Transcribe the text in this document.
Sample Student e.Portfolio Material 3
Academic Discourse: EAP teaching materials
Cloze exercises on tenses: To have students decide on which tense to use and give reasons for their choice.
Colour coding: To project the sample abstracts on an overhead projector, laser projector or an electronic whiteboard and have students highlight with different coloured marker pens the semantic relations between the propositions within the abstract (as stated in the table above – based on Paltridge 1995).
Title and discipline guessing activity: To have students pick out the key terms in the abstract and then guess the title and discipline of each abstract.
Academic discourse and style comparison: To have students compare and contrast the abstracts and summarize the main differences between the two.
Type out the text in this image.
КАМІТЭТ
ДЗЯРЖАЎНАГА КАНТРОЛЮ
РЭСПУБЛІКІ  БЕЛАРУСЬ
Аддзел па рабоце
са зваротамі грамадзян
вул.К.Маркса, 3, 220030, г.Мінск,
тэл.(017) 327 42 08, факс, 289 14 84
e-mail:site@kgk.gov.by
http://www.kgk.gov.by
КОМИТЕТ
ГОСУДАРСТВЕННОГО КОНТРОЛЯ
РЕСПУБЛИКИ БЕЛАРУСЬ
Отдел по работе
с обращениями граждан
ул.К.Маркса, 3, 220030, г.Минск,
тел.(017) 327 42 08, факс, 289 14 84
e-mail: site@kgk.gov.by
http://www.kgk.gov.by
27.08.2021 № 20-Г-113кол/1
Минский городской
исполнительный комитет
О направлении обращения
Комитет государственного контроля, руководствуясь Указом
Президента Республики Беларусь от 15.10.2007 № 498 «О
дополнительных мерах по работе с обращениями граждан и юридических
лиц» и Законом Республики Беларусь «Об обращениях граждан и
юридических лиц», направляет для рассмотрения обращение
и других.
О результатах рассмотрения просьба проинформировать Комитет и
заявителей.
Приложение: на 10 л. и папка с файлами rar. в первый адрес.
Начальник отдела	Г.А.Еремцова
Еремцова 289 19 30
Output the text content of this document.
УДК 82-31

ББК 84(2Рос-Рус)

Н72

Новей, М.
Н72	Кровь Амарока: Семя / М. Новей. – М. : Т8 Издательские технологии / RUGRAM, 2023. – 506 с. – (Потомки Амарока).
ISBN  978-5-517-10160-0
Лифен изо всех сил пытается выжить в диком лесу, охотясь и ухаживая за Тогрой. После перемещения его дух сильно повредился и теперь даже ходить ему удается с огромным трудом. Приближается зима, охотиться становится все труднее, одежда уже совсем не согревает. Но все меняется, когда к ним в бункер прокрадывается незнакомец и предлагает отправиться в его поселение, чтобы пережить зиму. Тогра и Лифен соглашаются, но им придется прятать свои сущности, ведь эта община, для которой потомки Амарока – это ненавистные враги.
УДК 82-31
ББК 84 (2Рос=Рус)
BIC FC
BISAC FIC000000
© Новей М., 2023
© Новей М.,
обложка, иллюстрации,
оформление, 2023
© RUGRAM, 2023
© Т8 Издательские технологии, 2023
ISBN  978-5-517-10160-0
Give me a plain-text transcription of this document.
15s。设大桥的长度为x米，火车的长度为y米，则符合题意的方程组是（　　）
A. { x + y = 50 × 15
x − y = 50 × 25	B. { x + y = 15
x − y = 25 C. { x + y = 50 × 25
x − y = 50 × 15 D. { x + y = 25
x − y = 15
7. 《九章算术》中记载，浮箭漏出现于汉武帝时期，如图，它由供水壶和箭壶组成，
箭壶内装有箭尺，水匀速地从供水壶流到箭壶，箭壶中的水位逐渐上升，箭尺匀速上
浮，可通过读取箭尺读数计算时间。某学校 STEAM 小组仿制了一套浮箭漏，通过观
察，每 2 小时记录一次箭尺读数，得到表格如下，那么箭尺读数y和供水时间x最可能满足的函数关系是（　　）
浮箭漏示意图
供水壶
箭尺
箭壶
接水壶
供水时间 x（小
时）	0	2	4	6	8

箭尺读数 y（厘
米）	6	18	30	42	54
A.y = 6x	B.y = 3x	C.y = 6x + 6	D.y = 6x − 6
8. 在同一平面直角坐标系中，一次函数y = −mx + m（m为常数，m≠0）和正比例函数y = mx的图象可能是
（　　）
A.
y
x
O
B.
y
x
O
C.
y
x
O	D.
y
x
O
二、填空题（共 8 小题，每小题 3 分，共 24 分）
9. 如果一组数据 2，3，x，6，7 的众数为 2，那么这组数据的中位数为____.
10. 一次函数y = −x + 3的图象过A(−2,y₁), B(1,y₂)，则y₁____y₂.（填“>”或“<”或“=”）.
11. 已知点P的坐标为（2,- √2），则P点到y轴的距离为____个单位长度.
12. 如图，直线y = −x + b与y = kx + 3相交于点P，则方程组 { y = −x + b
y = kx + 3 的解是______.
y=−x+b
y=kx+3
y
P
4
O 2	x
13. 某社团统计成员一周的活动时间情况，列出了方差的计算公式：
---+---
GIVEN TASK — Give the number of lines in the listing above that contain "факс", and nothing else.

SOLUTION BELOW — 2